(Data records)
⁂

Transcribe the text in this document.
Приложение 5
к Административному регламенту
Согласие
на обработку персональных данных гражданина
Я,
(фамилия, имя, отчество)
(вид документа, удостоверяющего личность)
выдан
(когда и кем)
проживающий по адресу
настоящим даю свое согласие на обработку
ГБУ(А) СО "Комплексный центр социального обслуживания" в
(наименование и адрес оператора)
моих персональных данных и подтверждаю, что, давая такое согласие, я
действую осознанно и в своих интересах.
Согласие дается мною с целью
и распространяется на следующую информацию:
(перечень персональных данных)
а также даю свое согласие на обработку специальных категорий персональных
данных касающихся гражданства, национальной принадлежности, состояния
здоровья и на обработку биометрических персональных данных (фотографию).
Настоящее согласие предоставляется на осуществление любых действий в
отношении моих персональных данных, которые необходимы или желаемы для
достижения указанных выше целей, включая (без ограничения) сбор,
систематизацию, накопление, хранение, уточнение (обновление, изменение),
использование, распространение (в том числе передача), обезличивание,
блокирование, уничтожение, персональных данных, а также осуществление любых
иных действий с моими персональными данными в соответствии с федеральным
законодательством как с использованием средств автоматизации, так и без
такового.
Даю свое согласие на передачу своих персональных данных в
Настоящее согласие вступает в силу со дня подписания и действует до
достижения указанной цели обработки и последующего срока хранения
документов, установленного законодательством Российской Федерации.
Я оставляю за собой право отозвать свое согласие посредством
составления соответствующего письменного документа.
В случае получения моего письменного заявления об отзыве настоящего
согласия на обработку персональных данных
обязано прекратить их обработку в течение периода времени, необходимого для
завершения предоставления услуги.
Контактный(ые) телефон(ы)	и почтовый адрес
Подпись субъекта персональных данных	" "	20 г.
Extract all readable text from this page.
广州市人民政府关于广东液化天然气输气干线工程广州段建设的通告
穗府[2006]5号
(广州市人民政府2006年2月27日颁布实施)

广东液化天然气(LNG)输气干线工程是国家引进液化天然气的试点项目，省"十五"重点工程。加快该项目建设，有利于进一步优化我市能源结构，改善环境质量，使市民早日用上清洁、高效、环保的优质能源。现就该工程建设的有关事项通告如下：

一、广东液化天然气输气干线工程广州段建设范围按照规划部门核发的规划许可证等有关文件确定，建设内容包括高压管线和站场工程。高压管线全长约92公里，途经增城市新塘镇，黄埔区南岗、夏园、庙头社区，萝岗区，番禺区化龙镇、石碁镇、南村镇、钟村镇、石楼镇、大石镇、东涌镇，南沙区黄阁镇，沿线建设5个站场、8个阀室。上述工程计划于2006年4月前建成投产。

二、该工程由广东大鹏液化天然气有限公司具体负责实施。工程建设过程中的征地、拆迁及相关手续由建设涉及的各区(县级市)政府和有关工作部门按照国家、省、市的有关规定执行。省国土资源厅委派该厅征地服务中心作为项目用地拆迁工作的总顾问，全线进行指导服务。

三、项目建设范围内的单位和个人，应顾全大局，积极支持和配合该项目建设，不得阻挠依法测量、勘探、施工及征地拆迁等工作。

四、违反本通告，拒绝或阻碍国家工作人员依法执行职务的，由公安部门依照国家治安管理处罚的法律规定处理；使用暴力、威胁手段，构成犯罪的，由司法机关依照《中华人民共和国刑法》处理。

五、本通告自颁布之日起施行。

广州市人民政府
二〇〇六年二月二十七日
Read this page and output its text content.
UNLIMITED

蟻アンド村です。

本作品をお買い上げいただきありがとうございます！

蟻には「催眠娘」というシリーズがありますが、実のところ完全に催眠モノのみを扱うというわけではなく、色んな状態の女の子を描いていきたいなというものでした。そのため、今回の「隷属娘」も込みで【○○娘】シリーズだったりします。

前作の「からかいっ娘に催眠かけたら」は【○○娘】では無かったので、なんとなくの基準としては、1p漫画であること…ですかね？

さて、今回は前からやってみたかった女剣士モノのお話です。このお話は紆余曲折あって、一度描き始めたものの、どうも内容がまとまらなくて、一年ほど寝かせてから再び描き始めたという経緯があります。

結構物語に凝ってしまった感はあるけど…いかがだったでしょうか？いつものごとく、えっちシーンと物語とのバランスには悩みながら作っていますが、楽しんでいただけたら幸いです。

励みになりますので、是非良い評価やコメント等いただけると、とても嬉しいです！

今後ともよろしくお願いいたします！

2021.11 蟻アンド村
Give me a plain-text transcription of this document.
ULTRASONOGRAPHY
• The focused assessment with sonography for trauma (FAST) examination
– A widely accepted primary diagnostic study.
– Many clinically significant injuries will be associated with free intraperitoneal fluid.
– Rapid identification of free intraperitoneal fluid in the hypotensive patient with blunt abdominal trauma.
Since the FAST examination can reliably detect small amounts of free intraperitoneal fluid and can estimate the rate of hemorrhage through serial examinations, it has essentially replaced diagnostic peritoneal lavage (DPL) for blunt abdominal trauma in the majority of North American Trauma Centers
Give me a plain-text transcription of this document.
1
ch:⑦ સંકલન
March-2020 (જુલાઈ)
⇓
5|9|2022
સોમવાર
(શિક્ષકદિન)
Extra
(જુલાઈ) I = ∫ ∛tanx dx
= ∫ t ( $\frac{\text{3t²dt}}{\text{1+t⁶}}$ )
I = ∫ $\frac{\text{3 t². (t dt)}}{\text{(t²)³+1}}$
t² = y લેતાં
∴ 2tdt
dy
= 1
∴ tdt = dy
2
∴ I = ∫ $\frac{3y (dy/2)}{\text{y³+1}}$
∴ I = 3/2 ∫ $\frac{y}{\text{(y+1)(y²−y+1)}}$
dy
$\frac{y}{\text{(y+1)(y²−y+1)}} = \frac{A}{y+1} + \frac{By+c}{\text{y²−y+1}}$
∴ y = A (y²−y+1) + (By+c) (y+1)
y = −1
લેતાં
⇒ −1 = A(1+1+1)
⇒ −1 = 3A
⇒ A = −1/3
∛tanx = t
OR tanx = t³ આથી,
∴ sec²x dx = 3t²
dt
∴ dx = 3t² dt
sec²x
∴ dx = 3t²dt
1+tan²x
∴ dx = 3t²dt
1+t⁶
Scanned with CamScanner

⁂

- Required work
Where a line holds "действий", copy that line.

- Worked answer
Настоящее согласие предоставляется на осуществление любых действий в
иных действий с моими персональными данными в соответствии с федеральным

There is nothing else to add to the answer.